■ **WHAT IS EXPECTED**
Select the lines that contain "MarlinCore" and copy each of them.
┌─ EXTRACTED MATERIAL
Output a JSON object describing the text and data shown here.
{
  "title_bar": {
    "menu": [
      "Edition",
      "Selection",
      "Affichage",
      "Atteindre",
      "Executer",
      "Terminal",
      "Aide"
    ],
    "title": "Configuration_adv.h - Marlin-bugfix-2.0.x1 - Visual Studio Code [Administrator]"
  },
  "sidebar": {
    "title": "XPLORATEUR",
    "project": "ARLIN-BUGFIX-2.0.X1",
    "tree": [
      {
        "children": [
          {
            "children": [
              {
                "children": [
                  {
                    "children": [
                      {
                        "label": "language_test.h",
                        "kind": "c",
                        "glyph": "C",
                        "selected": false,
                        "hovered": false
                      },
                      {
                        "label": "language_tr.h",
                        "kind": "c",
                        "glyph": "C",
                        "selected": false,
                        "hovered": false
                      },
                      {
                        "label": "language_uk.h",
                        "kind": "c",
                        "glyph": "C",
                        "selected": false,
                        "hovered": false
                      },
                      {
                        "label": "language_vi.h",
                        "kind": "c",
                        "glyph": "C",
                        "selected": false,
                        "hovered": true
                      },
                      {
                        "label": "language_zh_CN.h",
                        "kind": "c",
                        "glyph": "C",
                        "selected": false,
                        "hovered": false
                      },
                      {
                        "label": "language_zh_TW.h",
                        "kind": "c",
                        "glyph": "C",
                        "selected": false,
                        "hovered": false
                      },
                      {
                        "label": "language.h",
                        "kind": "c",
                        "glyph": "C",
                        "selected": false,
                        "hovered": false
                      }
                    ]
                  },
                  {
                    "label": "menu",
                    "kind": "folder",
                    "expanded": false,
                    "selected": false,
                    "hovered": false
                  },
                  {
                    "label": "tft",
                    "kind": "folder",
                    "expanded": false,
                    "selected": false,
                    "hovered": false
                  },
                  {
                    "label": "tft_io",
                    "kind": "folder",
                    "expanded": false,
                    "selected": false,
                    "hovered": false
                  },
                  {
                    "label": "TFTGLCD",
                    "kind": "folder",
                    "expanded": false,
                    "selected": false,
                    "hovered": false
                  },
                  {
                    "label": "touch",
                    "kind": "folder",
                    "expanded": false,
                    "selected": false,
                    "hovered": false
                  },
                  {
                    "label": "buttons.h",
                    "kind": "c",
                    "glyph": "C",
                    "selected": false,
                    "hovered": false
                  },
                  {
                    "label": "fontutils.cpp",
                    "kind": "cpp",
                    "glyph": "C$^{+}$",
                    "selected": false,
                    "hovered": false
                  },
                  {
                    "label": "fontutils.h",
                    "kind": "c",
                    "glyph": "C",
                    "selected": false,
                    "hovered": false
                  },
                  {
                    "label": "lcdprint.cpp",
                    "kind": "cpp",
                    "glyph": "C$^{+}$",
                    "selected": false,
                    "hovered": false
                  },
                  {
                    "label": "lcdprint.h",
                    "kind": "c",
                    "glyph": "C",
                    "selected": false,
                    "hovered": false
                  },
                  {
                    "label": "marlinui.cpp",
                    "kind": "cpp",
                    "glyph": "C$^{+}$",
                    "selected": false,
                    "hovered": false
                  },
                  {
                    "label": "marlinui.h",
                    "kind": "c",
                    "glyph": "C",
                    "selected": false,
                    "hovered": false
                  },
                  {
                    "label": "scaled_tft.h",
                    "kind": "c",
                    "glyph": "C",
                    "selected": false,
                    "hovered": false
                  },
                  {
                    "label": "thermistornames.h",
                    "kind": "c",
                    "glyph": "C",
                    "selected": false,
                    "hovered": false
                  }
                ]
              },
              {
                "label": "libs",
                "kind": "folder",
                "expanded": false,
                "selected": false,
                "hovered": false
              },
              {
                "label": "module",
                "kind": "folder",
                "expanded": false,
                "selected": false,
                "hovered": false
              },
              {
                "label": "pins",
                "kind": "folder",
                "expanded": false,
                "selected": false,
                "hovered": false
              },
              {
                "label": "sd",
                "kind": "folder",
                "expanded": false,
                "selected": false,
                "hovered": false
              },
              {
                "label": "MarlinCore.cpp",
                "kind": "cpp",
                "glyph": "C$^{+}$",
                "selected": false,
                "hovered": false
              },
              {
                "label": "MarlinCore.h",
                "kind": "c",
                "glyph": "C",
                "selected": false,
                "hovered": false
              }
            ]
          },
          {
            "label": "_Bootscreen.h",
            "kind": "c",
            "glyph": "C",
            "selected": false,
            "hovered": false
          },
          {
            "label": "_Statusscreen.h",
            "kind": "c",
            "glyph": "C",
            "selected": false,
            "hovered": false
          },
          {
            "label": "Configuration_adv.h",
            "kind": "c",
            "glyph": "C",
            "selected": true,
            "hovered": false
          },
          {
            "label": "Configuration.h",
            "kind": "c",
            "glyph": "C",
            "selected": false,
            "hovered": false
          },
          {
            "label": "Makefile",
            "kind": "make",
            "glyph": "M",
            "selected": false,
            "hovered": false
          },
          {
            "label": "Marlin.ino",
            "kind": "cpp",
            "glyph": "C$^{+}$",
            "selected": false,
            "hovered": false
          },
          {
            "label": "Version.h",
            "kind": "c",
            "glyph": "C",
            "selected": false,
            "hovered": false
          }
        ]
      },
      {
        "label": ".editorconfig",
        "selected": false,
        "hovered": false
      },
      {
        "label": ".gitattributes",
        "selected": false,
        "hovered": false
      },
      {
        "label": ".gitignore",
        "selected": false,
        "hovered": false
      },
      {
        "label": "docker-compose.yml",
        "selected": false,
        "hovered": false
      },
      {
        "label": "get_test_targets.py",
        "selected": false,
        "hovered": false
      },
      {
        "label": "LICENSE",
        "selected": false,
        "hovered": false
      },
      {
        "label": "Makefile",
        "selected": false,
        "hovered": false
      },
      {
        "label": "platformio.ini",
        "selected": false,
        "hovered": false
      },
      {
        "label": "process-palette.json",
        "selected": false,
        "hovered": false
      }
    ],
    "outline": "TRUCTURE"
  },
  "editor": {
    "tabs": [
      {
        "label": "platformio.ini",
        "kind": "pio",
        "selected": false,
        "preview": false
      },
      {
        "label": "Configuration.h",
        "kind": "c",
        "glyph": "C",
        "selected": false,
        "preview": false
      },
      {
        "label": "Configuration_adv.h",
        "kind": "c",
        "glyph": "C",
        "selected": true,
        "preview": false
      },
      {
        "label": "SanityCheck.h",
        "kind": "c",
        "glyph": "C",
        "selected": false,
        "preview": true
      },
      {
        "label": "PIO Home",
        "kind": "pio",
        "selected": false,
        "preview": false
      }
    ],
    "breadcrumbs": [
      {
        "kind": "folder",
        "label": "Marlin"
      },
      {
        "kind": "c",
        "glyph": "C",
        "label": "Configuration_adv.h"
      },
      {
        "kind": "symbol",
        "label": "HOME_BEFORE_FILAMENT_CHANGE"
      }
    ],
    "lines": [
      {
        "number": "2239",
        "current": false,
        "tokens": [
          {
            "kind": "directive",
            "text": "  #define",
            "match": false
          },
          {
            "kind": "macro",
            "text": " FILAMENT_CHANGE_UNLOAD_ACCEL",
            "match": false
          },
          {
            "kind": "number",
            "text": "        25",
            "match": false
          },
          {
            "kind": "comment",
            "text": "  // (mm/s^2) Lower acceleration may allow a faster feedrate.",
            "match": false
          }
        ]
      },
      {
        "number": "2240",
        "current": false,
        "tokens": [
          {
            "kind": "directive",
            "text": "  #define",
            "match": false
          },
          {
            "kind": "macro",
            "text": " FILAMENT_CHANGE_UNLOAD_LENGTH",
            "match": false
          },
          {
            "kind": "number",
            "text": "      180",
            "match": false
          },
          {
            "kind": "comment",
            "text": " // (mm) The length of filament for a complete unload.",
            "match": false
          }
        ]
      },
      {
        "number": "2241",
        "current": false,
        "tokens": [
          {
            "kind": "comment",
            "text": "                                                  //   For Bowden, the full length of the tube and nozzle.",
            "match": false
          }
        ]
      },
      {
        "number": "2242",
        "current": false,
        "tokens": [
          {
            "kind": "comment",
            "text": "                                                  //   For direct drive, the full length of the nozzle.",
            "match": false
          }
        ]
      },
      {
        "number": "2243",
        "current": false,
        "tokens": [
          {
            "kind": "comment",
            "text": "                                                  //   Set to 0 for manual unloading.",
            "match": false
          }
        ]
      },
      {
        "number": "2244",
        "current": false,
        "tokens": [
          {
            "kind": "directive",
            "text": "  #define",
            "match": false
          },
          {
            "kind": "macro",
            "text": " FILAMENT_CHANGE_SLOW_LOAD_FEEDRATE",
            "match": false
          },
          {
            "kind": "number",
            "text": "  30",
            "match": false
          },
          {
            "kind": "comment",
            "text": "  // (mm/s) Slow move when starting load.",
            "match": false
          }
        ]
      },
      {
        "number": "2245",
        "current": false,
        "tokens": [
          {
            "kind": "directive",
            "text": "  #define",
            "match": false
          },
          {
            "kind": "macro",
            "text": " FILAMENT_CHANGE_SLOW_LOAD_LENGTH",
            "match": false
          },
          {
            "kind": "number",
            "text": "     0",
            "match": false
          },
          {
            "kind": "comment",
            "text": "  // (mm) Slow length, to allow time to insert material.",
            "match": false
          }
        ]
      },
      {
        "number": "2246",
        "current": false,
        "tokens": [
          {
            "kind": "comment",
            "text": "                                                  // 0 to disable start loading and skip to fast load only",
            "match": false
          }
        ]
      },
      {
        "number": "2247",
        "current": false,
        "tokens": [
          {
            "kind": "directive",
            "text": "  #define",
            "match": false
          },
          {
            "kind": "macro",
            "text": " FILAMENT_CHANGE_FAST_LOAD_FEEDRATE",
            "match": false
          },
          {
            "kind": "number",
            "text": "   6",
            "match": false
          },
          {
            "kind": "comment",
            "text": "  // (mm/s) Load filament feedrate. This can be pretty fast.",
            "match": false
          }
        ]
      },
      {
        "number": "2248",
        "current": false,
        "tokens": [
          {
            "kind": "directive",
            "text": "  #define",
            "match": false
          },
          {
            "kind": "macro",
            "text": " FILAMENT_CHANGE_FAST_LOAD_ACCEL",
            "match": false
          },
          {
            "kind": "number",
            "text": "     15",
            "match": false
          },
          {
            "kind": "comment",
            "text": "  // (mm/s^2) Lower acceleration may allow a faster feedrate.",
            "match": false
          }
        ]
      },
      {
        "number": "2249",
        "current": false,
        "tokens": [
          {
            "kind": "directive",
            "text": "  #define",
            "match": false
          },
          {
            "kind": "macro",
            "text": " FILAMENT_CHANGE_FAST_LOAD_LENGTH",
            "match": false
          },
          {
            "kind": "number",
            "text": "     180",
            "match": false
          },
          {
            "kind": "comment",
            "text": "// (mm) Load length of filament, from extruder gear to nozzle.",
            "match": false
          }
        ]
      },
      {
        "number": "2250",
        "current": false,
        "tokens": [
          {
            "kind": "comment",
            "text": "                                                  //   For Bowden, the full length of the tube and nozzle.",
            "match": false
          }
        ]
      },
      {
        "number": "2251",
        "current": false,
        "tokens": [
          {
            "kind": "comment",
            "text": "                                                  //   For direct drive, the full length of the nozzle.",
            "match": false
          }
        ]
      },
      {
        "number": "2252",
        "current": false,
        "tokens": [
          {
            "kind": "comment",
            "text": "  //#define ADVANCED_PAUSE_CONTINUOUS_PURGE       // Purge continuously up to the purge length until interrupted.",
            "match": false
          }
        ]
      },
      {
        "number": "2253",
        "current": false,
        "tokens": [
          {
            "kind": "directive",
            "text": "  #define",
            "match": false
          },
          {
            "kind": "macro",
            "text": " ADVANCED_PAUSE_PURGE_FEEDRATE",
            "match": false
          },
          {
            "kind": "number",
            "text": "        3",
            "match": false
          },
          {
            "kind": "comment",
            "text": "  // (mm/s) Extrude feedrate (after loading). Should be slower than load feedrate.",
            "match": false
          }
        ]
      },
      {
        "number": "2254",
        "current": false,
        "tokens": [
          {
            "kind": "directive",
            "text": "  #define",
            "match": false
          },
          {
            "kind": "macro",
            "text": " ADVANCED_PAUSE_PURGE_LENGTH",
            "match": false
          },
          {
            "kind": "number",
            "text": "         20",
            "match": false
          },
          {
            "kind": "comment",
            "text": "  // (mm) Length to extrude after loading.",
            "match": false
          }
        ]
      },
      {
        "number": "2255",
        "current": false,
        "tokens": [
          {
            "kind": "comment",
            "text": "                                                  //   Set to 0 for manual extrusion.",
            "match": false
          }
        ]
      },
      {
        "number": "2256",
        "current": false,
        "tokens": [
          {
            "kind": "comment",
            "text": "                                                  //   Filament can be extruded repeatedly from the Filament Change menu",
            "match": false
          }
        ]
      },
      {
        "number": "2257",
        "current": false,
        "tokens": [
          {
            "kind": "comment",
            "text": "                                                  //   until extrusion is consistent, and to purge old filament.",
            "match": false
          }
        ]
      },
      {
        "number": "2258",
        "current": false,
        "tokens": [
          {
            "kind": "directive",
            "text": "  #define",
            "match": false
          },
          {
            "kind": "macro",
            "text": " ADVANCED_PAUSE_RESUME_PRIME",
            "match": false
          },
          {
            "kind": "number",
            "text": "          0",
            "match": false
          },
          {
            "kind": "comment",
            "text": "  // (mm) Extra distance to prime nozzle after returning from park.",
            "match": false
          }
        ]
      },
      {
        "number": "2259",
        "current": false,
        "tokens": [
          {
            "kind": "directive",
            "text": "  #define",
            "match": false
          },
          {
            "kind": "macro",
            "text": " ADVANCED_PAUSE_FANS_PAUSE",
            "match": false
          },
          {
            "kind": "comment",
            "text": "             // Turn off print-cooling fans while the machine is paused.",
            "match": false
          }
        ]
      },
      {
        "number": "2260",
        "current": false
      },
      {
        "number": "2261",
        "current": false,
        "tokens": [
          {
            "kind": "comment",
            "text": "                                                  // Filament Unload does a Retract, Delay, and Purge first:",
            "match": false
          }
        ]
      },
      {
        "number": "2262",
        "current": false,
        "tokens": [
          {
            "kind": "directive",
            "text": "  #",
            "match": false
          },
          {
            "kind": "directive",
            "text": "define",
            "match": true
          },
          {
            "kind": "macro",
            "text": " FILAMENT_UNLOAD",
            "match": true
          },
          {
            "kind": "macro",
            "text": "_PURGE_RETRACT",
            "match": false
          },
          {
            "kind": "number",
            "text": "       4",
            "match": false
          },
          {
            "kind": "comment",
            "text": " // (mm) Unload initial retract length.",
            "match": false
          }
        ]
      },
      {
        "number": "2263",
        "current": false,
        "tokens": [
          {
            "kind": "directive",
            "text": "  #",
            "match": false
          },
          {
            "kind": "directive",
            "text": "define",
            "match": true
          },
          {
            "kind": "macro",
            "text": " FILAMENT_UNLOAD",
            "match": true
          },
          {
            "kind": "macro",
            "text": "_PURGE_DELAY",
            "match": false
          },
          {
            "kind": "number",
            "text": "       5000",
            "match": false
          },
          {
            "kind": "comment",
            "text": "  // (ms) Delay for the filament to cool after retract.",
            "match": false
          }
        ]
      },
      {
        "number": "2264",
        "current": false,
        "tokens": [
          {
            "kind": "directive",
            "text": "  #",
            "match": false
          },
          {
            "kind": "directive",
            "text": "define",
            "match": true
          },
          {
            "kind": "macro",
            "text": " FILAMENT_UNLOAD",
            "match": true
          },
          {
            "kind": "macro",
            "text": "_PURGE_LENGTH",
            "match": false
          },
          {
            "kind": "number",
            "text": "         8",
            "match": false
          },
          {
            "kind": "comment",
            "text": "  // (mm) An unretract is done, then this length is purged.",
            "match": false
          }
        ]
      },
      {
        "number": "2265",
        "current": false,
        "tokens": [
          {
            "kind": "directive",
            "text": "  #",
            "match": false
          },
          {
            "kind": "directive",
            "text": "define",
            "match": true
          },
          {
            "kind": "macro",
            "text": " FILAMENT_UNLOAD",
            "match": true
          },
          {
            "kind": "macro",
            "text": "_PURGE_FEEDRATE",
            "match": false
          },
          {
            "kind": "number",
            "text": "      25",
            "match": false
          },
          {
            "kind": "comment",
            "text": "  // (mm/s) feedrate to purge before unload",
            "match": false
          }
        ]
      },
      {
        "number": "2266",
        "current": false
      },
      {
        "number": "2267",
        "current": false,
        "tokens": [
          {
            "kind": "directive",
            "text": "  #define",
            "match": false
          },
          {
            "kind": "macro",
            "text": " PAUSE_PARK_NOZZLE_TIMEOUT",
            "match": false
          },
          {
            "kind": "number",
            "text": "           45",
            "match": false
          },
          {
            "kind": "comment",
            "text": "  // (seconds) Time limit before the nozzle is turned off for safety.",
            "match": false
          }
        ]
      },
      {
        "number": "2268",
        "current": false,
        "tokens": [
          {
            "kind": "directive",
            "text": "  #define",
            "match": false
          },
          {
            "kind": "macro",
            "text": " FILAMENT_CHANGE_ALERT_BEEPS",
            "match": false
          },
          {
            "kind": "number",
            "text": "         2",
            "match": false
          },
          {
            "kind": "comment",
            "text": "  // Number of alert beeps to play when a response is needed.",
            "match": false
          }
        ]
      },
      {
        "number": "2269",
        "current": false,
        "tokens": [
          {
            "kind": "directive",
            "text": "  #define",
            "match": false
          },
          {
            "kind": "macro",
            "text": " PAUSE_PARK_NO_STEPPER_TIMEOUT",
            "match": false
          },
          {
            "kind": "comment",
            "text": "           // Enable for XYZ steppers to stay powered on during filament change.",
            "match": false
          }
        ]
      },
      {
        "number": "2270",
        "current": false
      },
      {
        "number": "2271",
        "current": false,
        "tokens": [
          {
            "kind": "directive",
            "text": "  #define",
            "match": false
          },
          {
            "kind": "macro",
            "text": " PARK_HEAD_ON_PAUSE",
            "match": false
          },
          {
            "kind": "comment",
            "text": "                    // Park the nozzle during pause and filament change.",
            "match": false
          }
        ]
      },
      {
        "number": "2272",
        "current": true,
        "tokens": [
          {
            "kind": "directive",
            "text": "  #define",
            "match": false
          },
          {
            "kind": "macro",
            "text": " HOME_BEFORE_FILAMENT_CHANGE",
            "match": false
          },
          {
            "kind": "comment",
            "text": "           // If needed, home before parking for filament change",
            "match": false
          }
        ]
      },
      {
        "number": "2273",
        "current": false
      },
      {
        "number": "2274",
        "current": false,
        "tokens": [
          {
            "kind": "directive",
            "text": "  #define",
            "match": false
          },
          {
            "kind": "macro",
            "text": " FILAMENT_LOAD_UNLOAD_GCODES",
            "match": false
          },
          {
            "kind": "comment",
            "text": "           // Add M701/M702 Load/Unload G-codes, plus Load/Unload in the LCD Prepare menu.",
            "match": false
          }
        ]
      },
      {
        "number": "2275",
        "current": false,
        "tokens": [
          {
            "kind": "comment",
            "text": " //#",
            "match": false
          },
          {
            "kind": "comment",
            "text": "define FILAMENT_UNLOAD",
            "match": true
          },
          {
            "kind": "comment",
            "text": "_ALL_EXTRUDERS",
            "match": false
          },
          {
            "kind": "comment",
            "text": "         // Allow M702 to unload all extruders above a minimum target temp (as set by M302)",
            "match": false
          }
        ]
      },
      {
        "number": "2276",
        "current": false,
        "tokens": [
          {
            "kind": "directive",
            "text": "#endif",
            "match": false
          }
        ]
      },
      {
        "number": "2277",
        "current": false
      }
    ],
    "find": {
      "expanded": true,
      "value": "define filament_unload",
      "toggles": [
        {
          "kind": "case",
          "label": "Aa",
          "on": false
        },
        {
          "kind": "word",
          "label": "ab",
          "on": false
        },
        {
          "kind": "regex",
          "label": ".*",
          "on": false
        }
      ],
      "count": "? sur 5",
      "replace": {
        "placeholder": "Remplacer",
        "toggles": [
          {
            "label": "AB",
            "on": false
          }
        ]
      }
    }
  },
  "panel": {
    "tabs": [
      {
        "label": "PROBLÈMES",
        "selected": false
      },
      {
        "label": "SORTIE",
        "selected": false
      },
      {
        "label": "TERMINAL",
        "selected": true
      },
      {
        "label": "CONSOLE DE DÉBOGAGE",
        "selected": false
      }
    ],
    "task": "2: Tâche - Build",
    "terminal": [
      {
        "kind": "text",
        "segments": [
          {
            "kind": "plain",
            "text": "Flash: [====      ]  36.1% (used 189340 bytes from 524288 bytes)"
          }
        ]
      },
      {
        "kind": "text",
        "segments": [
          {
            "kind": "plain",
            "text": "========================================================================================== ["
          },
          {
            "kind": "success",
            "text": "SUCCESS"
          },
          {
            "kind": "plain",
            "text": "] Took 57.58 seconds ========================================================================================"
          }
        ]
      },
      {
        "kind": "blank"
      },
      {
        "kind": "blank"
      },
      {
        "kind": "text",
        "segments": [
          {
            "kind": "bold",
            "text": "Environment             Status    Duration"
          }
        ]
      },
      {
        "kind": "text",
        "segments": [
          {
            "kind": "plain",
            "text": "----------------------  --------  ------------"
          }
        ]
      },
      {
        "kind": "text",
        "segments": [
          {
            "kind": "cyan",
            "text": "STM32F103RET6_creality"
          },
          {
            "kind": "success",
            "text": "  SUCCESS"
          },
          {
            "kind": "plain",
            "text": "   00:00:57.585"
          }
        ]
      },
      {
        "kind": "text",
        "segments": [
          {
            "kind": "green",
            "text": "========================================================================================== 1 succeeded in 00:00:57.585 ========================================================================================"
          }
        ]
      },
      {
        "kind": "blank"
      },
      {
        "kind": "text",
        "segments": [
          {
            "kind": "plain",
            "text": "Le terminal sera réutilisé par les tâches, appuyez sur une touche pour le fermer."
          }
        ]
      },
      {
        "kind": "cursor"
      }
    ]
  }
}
└─
■ **REPLY**
                "label": "MarlinCore.cpp",
                "label": "MarlinCore.h",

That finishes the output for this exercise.